Copy every line with the string "cosas" in it.

Extracted entries:
= = = = = = =
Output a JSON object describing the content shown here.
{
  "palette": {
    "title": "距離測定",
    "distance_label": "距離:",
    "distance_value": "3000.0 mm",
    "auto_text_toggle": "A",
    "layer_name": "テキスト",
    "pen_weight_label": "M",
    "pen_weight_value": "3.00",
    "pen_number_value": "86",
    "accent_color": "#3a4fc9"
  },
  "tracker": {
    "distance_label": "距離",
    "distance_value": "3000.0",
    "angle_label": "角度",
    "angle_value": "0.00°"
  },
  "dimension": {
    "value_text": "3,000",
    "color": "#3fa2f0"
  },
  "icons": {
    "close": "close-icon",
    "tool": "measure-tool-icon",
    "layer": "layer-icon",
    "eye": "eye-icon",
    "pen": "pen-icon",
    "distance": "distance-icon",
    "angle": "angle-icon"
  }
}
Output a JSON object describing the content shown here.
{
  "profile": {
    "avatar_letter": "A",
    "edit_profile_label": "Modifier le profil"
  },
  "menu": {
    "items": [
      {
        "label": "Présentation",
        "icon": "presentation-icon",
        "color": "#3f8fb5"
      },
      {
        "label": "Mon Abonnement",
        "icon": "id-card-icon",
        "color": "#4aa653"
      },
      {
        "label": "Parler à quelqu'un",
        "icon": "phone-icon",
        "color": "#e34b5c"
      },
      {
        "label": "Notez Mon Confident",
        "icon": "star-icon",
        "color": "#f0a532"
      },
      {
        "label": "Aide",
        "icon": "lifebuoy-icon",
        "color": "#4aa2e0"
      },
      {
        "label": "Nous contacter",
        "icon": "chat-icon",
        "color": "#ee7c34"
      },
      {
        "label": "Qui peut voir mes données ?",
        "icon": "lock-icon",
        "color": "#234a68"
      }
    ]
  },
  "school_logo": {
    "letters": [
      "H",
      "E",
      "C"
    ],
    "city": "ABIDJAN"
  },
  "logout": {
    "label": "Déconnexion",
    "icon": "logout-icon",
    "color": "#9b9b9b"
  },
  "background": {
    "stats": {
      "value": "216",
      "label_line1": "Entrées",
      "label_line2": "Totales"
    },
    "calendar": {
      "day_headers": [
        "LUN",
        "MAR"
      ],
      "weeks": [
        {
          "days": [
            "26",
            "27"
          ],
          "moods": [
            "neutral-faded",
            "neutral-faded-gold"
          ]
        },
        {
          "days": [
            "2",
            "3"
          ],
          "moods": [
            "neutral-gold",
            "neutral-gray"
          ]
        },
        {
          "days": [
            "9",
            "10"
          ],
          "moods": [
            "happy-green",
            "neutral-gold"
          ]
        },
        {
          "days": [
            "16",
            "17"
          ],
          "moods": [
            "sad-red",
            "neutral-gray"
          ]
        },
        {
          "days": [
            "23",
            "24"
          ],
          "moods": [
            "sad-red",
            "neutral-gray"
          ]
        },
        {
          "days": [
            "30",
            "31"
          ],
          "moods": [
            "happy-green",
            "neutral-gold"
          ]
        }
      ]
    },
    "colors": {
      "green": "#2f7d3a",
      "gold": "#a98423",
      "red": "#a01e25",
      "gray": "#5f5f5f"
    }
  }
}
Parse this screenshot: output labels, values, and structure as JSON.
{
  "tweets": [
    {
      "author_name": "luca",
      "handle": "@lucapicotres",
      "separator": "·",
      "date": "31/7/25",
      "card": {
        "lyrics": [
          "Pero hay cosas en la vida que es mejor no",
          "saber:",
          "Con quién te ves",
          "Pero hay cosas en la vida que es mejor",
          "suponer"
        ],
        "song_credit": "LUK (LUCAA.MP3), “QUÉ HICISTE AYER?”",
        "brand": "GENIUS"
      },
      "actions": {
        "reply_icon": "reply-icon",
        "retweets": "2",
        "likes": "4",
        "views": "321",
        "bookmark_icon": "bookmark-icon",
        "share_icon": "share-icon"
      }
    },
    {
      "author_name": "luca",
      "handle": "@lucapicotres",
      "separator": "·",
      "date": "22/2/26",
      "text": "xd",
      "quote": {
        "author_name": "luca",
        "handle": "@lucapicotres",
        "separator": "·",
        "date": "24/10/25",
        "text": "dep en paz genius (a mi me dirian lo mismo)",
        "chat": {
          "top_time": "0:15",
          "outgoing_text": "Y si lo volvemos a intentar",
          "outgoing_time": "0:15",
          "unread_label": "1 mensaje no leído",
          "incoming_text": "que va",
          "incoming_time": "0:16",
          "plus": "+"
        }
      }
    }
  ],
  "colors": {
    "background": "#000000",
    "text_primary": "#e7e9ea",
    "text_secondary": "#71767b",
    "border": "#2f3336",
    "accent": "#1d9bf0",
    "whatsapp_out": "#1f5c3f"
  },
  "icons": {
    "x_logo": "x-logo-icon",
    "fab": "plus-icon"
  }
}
= = = = = = =
Answer for this exercise:
          "Pero hay cosas en la vida que es mejor no",
          "Pero hay cosas en la vida que es mejor",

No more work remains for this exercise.